Copy the data precisely, character for character, and leave out every picture.

Data records
==========

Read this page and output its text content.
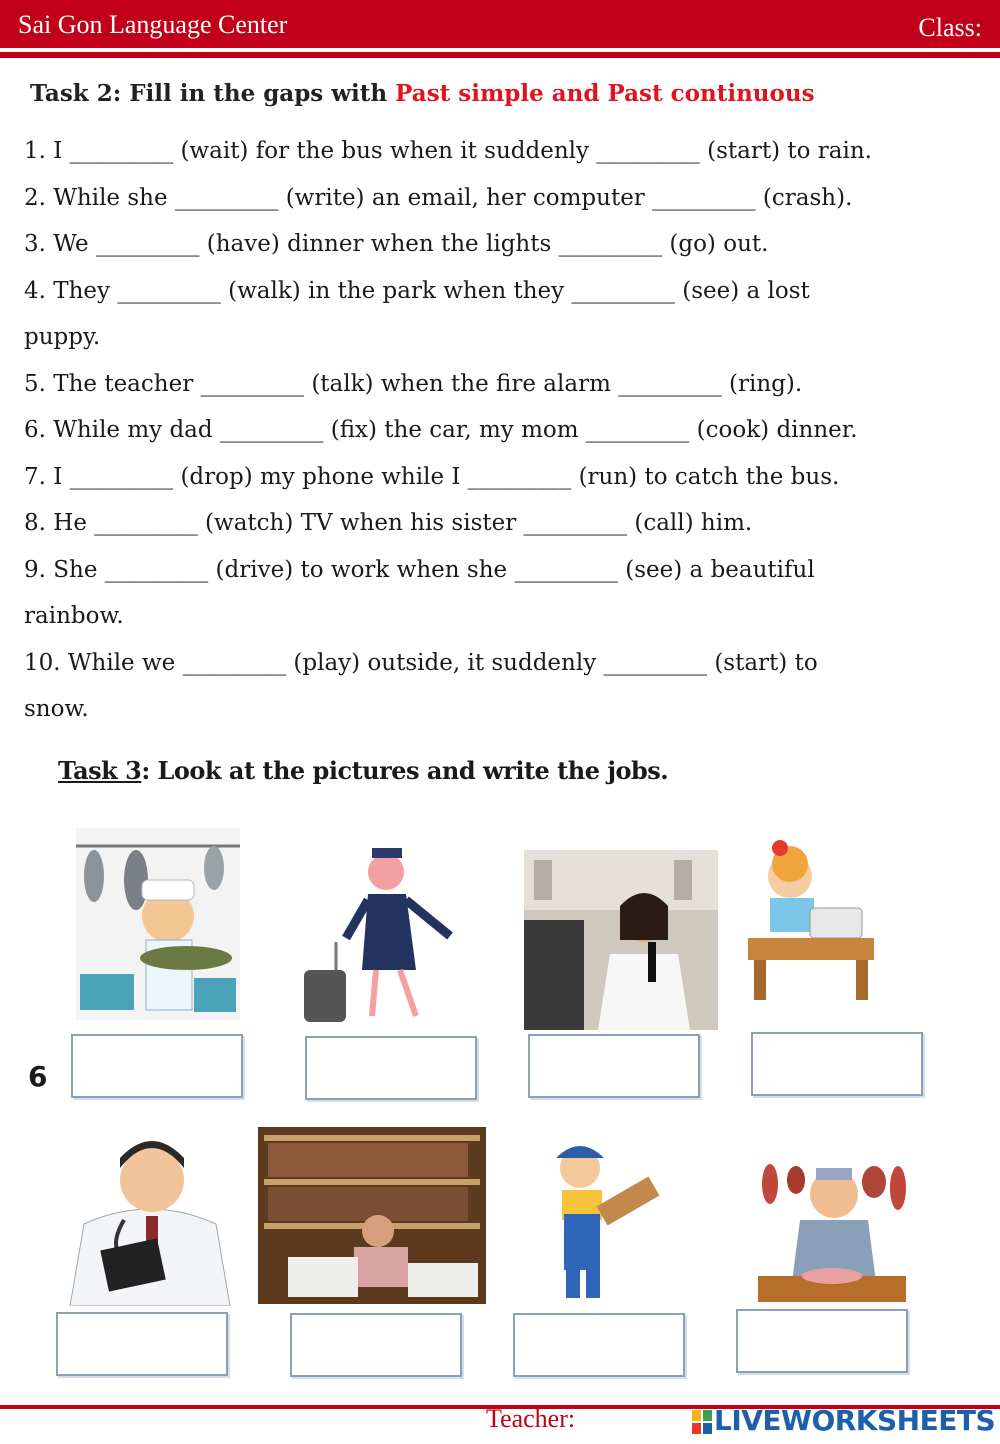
Sai Gon Language Center	Class:
Task 2: Fill in the gaps with Past simple and Past continuous

1. I _________ (wait) for the bus when it suddenly _________ (start) to rain.

2. While she _________ (write) an email, her computer _________ (crash).

3. We _________ (have) dinner when the lights _________ (go) out.

4. They _________ (walk) in the park when they _________ (see) a lost

puppy.

5. The teacher _________ (talk) when the fire alarm _________ (ring).

6. While my dad _________ (fix) the car, my mom _________ (cook) dinner.

7. I _________ (drop) my phone while I _________ (run) to catch the bus.

8. He _________ (watch) TV when his sister _________ (call) him.

9. She _________ (drive) to work when she _________ (see) a beautiful

rainbow.

10. While we _________ (play) outside, it suddenly _________ (start) to

snow.

Task 3: Look at the pictures and write the jobs.
6
Teacher:	LIVEWORKSHEETS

==========

- _CORRECT OUTPUT_
Read this page and output its text content.
Sai Gon Language Center	Class:
Task 2: Fill in the gaps with Past simple and Past continuous

1. I _________ (wait) for the bus when it suddenly _________ (start) to rain.

2. While she _________ (write) an email, her computer _________ (crash).

3. We _________ (have) dinner when the lights _________ (go) out.

4. They _________ (walk) in the park when they _________ (see) a lost

puppy.

5. The teacher _________ (talk) when the fire alarm _________ (ring).

6. While my dad _________ (fix) the car, my mom _________ (cook) dinner.

7. I _________ (drop) my phone while I _________ (run) to catch the bus.

8. He _________ (watch) TV when his sister _________ (call) him.

9. She _________ (drive) to work when she _________ (see) a beautiful

rainbow.

10. While we _________ (play) outside, it suddenly _________ (start) to

snow.

Task 3: Look at the pictures and write the jobs.
6
Teacher:	LIVEWORKSHEETS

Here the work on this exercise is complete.